**GIVEN PASSAGE**.

As a project, I decided I wanted to learn more about Cluster computing. The cheapest way to do this, of course, is with a cluster of Raspberry Pis. There are several truly impressive Raspberry Pi clusters across the internet, but the cheapest and easiest option I could find was the ClusterHat. The ClusterHat is a shield for a Raspberry Pi 3 or 4 which allows you to attach four Raspberry Pi Zeros as nodes to a Raspberry Pi 3/4 easily. It is extremely easy to install, set up, but the big question after following the website’s set up instructions is what comes next?

I sat on the ClusterHat for a few months before finally getting around to setting up the cluster. To my disappointment, there didn’t seem much in the way of tutorials on what to do with my new Raspberry Pi cluster. I am extremely grateful for @glmdev’s tutorial on how to set up a cluster. Their tutorial is extremely well put together and you can follow the steps there to set up your cluster. In fact, you should stop right now, click the link and give that gentleman a few claps for me, since this would not have been possible without his help. The majority of this tutorial is based on theirs and only a few things have been simplified to be more specific to a ClusterHat set up. If you have found this tutorial and are not using ClusterHat, stop reading right now and refer to the tutorial linked above.

What You Will Need

To set up this cluster you will need the following items:

  • 1 x ClusterHatpurchase link has it available a la carte or as a kit
  • 1 x Raspberry Pi 3 or 4 — I am working with a Raspberry Pi 3, which works just fine.
  • 4 x Raspberry Pi Zero or Zero W — The wireless internet will not be necessary but if you already have a W laying around, you can pop it on
  • 5 x MicroSD cards
  • 1 x Thumb drive or external Hard Drive — Optional, but recommended
  • PSU - The main controller Raspberry Pi will power the others, so you need to make sure your power supply is powerful enough to power all three. The minimum power requirements for the entire system is 1-1.2A (depending on if you are using Zeros or Zero Ws), and I have had no problems running the set up with a 2.5A PSU

Getting Started

Put the Cluster Hardware Together

The hardware setup for the ClusterHat is rather straightforward. It comes with standoffs and screws to install on top of the Raspberry Pi 3 or 4 you have. Place the ClusterHat onto the GPIO pins of the controller Pi and secure it in place with the standoffs and screws. When you place the Pi Zeros onto the cluster hat, be sure that you use the correct USB port on the Pi Zero. You want to use the one labeled USB rather than the power USB. The Clusterhat uses the USB to push the network to the PI Zeros.

**MATERIAL SUPPLIED**.
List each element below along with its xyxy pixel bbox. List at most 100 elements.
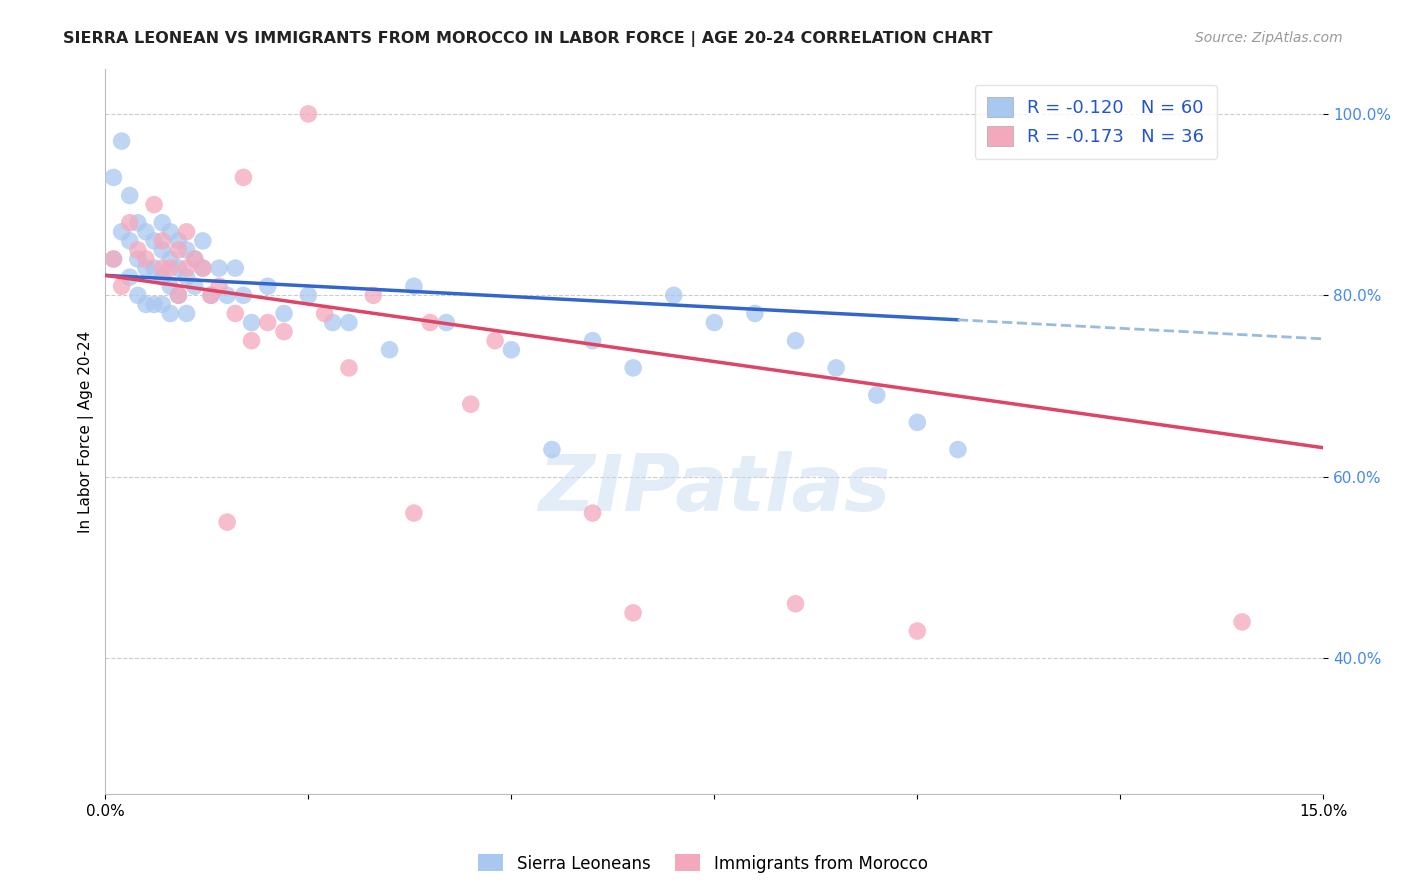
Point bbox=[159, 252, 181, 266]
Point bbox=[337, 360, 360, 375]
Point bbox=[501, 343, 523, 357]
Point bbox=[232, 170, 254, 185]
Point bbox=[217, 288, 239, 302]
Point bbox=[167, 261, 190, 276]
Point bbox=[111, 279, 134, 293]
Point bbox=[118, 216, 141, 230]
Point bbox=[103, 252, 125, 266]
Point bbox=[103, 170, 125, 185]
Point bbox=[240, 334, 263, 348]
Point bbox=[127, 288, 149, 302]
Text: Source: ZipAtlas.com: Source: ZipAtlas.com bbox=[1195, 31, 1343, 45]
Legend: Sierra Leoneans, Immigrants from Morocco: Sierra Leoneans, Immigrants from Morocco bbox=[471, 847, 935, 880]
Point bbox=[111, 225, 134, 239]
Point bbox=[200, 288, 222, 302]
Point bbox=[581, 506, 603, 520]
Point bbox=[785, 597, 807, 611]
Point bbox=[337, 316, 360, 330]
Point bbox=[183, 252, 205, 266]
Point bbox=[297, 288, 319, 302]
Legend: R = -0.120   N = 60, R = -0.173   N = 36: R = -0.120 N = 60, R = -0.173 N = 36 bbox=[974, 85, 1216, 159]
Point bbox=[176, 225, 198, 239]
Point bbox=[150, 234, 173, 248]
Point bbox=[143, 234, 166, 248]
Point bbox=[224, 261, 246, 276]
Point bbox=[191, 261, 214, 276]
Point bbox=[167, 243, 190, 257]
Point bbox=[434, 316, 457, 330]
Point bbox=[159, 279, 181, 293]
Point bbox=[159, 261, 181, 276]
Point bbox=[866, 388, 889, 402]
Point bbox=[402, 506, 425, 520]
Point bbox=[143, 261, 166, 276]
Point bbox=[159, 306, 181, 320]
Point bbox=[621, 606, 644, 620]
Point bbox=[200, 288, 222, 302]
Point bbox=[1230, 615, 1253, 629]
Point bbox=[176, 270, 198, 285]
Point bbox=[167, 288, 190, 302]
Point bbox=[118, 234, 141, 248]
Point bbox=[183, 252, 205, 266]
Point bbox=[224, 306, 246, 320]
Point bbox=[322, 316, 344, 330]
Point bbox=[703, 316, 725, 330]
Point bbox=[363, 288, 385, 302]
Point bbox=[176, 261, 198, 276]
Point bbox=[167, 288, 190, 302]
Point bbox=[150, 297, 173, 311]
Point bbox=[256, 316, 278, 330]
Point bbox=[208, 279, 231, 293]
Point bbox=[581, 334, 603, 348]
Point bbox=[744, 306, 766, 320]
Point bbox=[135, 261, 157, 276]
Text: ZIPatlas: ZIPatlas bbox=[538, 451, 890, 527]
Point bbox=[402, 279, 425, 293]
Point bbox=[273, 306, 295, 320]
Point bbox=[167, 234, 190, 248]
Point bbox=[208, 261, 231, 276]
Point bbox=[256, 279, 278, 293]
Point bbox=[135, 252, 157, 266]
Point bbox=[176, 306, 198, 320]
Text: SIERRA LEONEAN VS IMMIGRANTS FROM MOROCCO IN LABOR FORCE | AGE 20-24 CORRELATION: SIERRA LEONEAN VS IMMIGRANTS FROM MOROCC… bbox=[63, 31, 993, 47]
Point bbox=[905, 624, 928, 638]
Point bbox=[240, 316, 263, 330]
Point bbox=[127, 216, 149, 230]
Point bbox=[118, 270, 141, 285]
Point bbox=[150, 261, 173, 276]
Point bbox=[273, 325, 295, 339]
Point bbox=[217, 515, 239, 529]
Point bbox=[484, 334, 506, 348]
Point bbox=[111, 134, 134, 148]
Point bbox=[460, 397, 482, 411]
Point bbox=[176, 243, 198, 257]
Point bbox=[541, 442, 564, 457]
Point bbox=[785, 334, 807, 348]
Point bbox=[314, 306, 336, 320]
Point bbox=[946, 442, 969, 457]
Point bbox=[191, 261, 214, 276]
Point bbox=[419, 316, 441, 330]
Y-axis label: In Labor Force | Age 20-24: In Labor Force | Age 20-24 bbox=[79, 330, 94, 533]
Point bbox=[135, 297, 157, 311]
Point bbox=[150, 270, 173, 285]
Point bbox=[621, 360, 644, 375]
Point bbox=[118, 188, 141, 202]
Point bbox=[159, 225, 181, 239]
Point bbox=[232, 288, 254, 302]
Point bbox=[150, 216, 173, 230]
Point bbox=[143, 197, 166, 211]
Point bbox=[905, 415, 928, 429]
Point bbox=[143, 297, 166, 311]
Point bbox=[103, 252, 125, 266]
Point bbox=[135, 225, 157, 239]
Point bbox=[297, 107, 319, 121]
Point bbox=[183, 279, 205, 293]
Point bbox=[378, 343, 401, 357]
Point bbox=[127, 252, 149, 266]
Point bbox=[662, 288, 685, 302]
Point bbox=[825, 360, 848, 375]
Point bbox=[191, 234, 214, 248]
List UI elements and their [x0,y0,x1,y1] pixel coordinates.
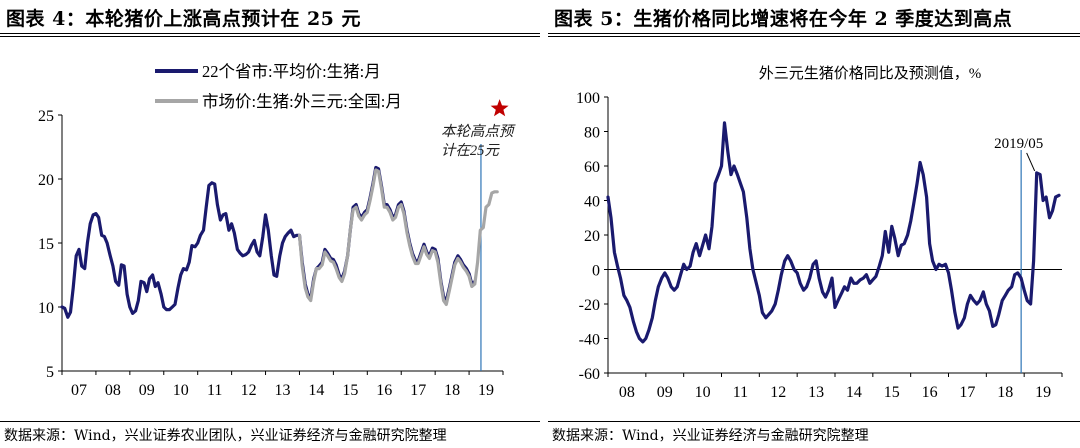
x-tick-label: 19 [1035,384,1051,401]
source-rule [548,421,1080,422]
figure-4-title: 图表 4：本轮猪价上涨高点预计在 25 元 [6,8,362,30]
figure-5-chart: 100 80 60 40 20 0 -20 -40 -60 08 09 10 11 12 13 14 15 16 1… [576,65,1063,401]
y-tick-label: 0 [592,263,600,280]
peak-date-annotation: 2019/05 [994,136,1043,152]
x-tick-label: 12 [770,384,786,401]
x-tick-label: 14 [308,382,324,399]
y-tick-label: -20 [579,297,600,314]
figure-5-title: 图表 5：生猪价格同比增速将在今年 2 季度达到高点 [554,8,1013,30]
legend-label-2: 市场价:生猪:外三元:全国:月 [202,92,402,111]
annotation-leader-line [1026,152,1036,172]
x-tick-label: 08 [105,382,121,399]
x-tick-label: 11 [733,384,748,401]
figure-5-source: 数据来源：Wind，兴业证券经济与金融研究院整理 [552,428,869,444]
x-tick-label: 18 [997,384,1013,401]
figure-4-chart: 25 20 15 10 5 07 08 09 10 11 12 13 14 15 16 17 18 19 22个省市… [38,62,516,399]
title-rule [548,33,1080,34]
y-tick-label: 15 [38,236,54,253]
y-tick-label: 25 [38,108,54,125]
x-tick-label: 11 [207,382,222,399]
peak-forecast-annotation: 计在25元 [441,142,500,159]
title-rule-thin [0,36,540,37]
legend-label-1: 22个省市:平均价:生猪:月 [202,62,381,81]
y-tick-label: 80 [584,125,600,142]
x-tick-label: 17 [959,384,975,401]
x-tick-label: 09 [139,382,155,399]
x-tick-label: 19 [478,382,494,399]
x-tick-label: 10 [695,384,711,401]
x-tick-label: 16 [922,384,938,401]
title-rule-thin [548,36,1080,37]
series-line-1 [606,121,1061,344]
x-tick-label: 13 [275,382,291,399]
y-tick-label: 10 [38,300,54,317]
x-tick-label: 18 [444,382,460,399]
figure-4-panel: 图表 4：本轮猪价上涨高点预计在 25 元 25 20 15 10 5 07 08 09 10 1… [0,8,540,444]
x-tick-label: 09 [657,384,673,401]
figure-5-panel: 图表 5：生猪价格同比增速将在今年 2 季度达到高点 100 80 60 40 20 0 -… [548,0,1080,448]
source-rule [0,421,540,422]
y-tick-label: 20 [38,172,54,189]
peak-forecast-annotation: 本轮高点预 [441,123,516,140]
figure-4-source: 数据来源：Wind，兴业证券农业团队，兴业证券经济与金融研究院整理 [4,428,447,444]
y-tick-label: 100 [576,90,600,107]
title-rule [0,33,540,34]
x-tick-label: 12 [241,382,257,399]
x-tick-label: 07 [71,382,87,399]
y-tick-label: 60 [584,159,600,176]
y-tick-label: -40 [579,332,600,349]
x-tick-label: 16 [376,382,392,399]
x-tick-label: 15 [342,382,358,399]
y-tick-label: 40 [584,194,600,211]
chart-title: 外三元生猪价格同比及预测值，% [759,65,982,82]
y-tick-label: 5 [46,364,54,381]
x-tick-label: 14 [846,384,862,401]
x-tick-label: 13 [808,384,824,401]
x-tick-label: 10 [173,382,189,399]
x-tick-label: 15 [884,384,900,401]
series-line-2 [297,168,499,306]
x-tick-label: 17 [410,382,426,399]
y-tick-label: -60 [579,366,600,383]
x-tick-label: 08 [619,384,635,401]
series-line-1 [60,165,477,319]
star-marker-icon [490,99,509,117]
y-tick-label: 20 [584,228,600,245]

**WHAT YOU SHOULD DO**.
In the ClusterHat setup guide, which USB port on each Pi Zero should connect to the ClusterHat? Answer from the text by itself.

**ANSWER FOR THIS EXERCISE**.
The one labeled USB, not the power USB.